[TASK BRIEF] Look for the string "Eucalyptus" and copy every line that has it.

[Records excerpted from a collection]
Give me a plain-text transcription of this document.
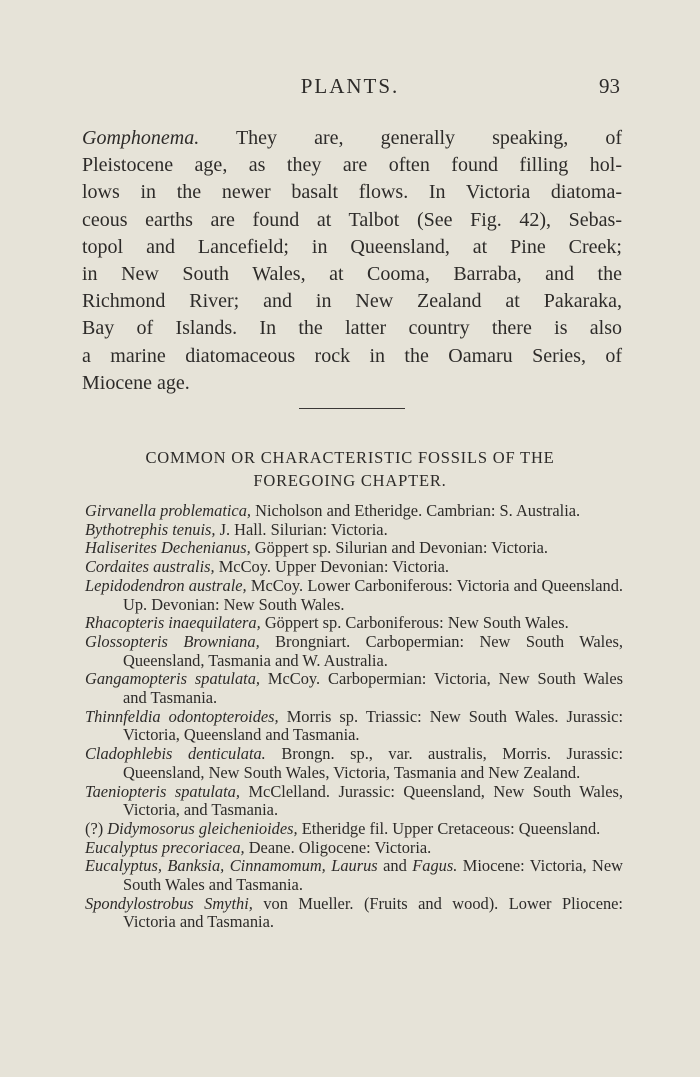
PLANTS.	93
Gomphonema. They are, generally speaking, of
Pleistocene age, as they are often found filling hol-
lows in the newer basalt flows. In Victoria diatoma-
ceous earths are found at Talbot (See Fig. 42), Sebas-
topol and Lancefield; in Queensland, at Pine Creek;
in New South Wales, at Cooma, Barraba, and the
Richmond River; and in New Zealand at Pakaraka,
Bay of Islands. In the latter country there is also
a marine diatomaceous rock in the Oamaru Series, of
Miocene age.
COMMON OR CHARACTERISTIC FOSSILS OF THE
FOREGOING CHAPTER.

Girvanella problematica, Nicholson and Etheridge. Cambrian: S. Australia.

Bythotrephis tenuis, J. Hall. Silurian: Victoria.

Haliserites Dechenianus, Göppert sp. Silurian and Devonian: Victoria.

Cordaites australis, McCoy. Upper Devonian: Victoria.

Lepidodendron australe, McCoy. Lower Carboniferous: Victoria and Queensland. Up. Devonian: New South Wales.

Rhacopteris inaequilatera, Göppert sp. Carboniferous: New South Wales.

Glossopteris Browniana, Brongniart. Carbopermian: New South Wales, Queensland, Tasmania and W. Australia.

Gangamopteris spatulata, McCoy. Carbopermian: Victoria, New South Wales and Tasmania.

Thinnfeldia odontopteroides, Morris sp. Triassic: New South Wales. Jurassic: Victoria, Queensland and Tasmania.

Cladophlebis denticulata. Brongn. sp., var. australis, Morris. Jurassic: Queensland, New South Wales, Victoria, Tasmania and New Zealand.

Taeniopteris spatulata, McClelland. Jurassic: Queensland, New South Wales, Victoria, and Tasmania.

(?) Didymosorus gleichenioides, Etheridge fil. Upper Cretaceous: Queensland.

Eucalyptus precoriacea, Deane. Oligocene: Victoria.

Eucalyptus, Banksia, Cinnamomum, Laurus and Fagus. Miocene: Victoria, New South Wales and Tasmania.

Spondylostrobus Smythi, von Mueller. (Fruits and wood). Lower Pliocene: Victoria and Tasmania.
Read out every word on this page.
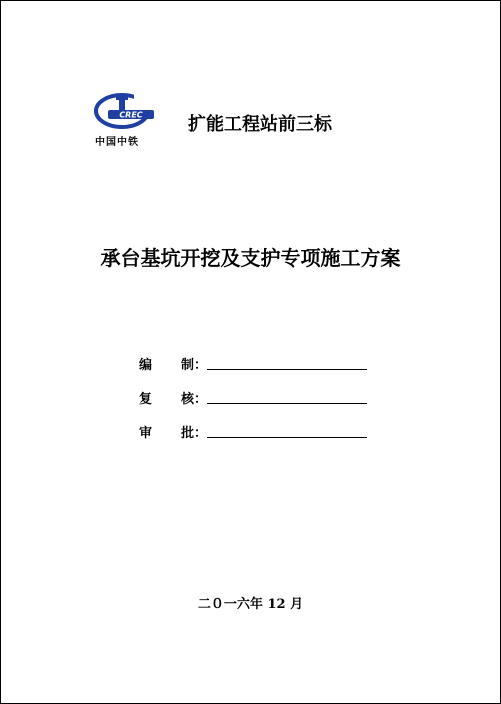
CREC
中国中铁
扩能工程站前三标
承台基坑开挖及支护专项施工方案
编 制：
复 核：
审 批：
二０一六年 12 月
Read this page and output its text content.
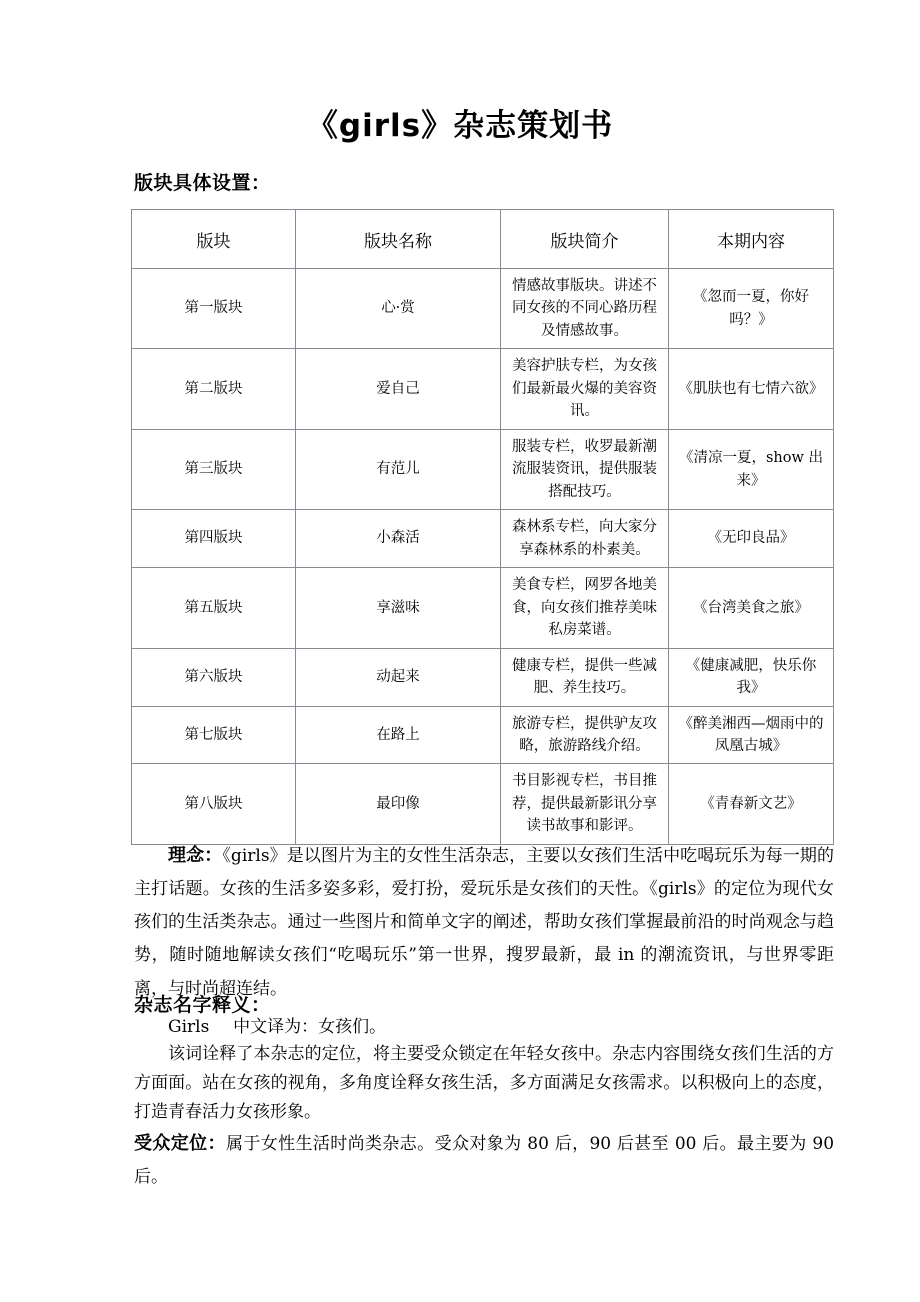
《girls》杂志策划书
版块具体设置：
版块	版块名称	版块简介	本期内容
第一版块	心·赏	情感故事版块。讲述不同女孩的不同心路历程及情感故事。	《忽而一夏，你好吗？》
第二版块	爱自己	美容护肤专栏，为女孩们最新最火爆的美容资讯。	《肌肤也有七情六欲》
第三版块	有范儿	服装专栏，收罗最新潮流服装资讯，提供服装搭配技巧。	《清凉一夏，show 出来》
第四版块	小森活	森林系专栏，向大家分享森林系的朴素美。	《无印良品》
第五版块	享滋味	美食专栏，网罗各地美食，向女孩们推荐美味私房菜谱。	《台湾美食之旅》
第六版块	动起来	健康专栏，提供一些减肥、养生技巧。	《健康减肥，快乐你我》
第七版块	在路上	旅游专栏，提供驴友攻略，旅游路线介绍。	《醉美湘西—烟雨中的凤凰古城》
第八版块	最印像	书目影视专栏，书目推荐，提供最新影讯分享读书故事和影评。	《青春新文艺》
理念：《girls》是以图片为主的女性生活杂志，主要以女孩们生活中吃喝玩乐为每一期的主打话题。女孩的生活多姿多彩，爱打扮，爱玩乐是女孩们的天性。《girls》的定位为现代女孩们的生活类杂志。通过一些图片和简单文字的阐述，帮助女孩们掌握最前沿的时尚观念与趋势，随时随地解读女孩们“吃喝玩乐”第一世界，搜罗最新，最 in 的潮流资讯，与世界零距离，与时尚超连结。
杂志名字释义：
Girls 中文译为：女孩们。
该词诠释了本杂志的定位，将主要受众锁定在年轻女孩中。杂志内容围绕女孩们生活的方方面面。站在女孩的视角，多角度诠释女孩生活，多方面满足女孩需求。以积极向上的态度，打造青春活力女孩形象。
受众定位：属于女性生活时尚类杂志。受众对象为 80 后，90 后甚至 00 后。最主要为 90 后。
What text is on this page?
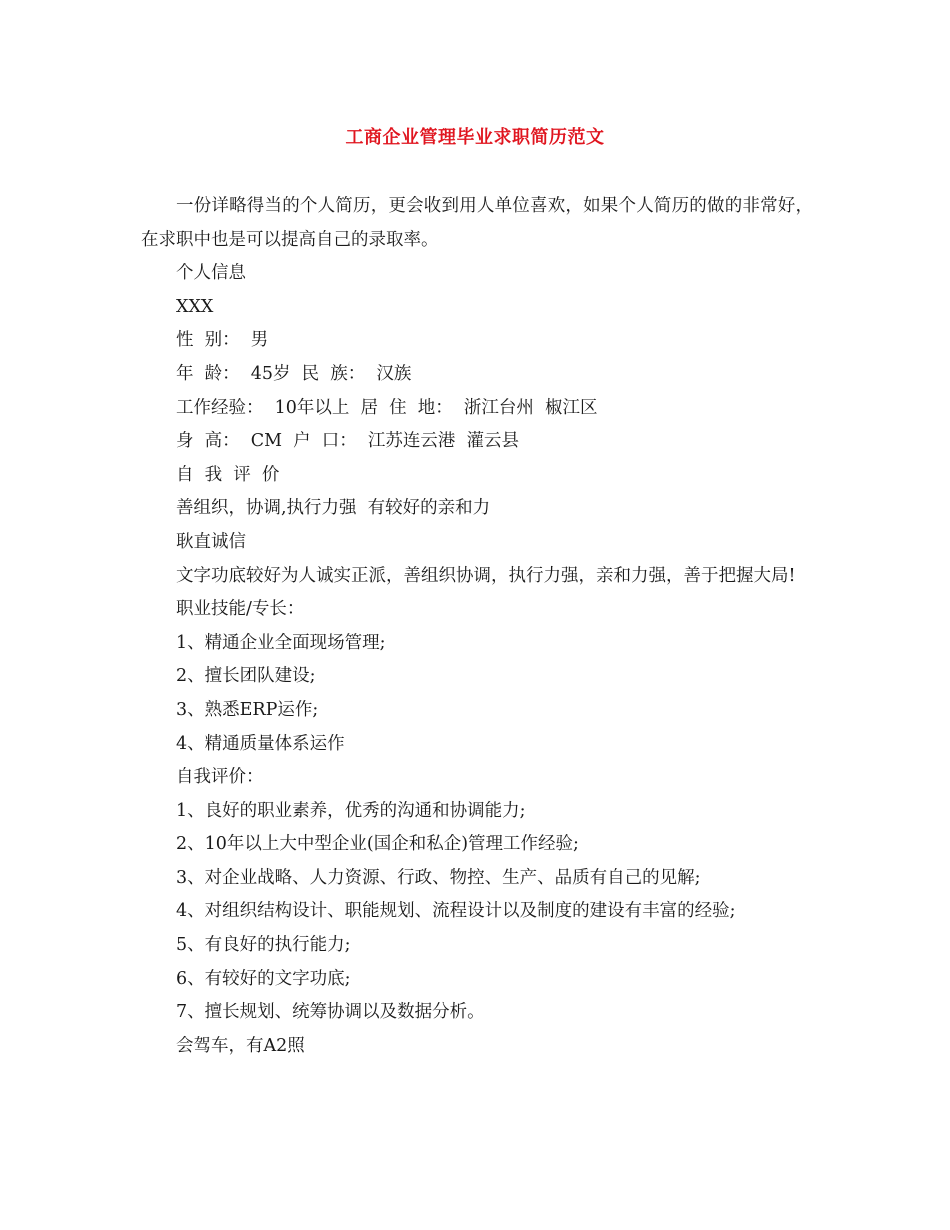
工商企业管理毕业求职简历范文

一份详略得当的个人简历，更会收到用人单位喜欢，如果个人简历的做的非常好，在求职中也是可以提高自己的录取率。

个人信息

XXX

性  别：  男

年  龄：  45岁  民  族：  汉族

工作经验：  10年以上  居  住  地：  浙江台州  椒江区

身  高：  CM  户  口：  江苏连云港  灌云县

自  我  评  价

善组织，协调,执行力强  有较好的亲和力

耿直诚信

文字功底较好为人诚实正派，善组织协调，执行力强，亲和力强，善于把握大局!

职业技能/专长：

1、精通企业全面现场管理;

2、擅长团队建设;

3、熟悉ERP运作;

4、精通质量体系运作

自我评价：

1、良好的职业素养，优秀的沟通和协调能力;

2、10年以上大中型企业(国企和私企)管理工作经验;

3、对企业战略、人力资源、行政、物控、生产、品质有自己的见解;

4、对组织结构设计、职能规划、流程设计以及制度的建设有丰富的经验;

5、有良好的执行能力;

6、有较好的文字功底;

7、擅长规划、统筹协调以及数据分析。

会驾车，有A2照
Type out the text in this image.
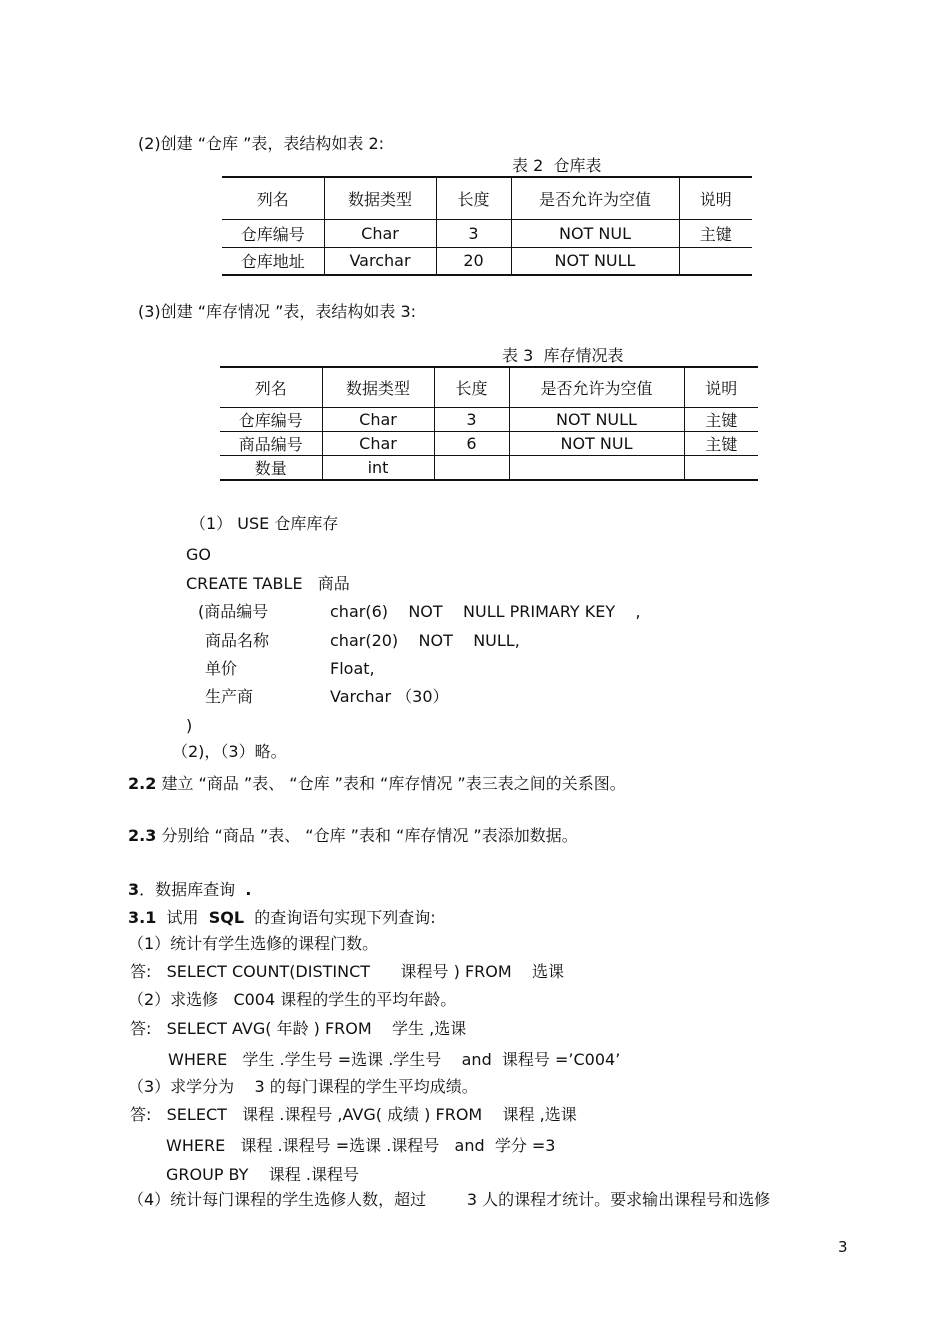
(2)创建 “仓库 ”表，表结构如表 2:
表 2  仓库表
列名	数据类型	长度	是否允许为空值	说明
仓库编号	Char	3	NOT NUL	主键
仓库地址	Varchar	20	NOT NULL	
(3)创建 “库存情况 ”表，表结构如表 3:
表 3  库存情况表
列名	数据类型	长度	是否允许为空值	说明
仓库编号	Char	3	NOT NULL	主键
商品编号	Char	6	NOT NUL	主键
数量	int			
（1） USE 仓库库存
GO
CREATE TABLE   商品
(商品编号	char(6)    NOT    NULL PRIMARY KEY    ,
商品名称	char(20)    NOT    NULL,
单价	Float,
生产商	Varchar （30）
)
（2)，（3）略。
2.2 建立 “商品 ”表、 “仓库 ”表和 “库存情况 ”表三表之间的关系图。
2.3 分别给 “商品 ”表、 “仓库 ”表和 “库存情况 ”表添加数据。
3．数据库查询 .
3.1 试用 SQL 的查询语句实现下列查询:
（1）统计有学生选修的课程门数。
答:   SELECT COUNT(DISTINCT      课程号 ) FROM    选课
（2）求选修   C004 课程的学生的平均年龄。
答:   SELECT AVG( 年龄 ) FROM    学生 ,选课
WHERE   学生 .学生号 =选课 .学生号    and  课程号 =’C004’
（3）求学分为    3 的每门课程的学生平均成绩。
答:   SELECT   课程 .课程号 ,AVG( 成绩 ) FROM    课程 ,选课
WHERE   课程 .课程号 =选课 .课程号   and  学分 =3
GROUP BY    课程 .课程号
（4）统计每门课程的学生选修人数，超过        3 人的课程才统计。要求输出课程号和选修
3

[EXPECTED OUTPUT]
Eucalyptus precoriacea, Deane. Oligocene: Victoria.
Eucalyptus, Banksia, Cinnamomum, Laurus and Fagus. Miocene: Victoria, New South Wales and Tasmania.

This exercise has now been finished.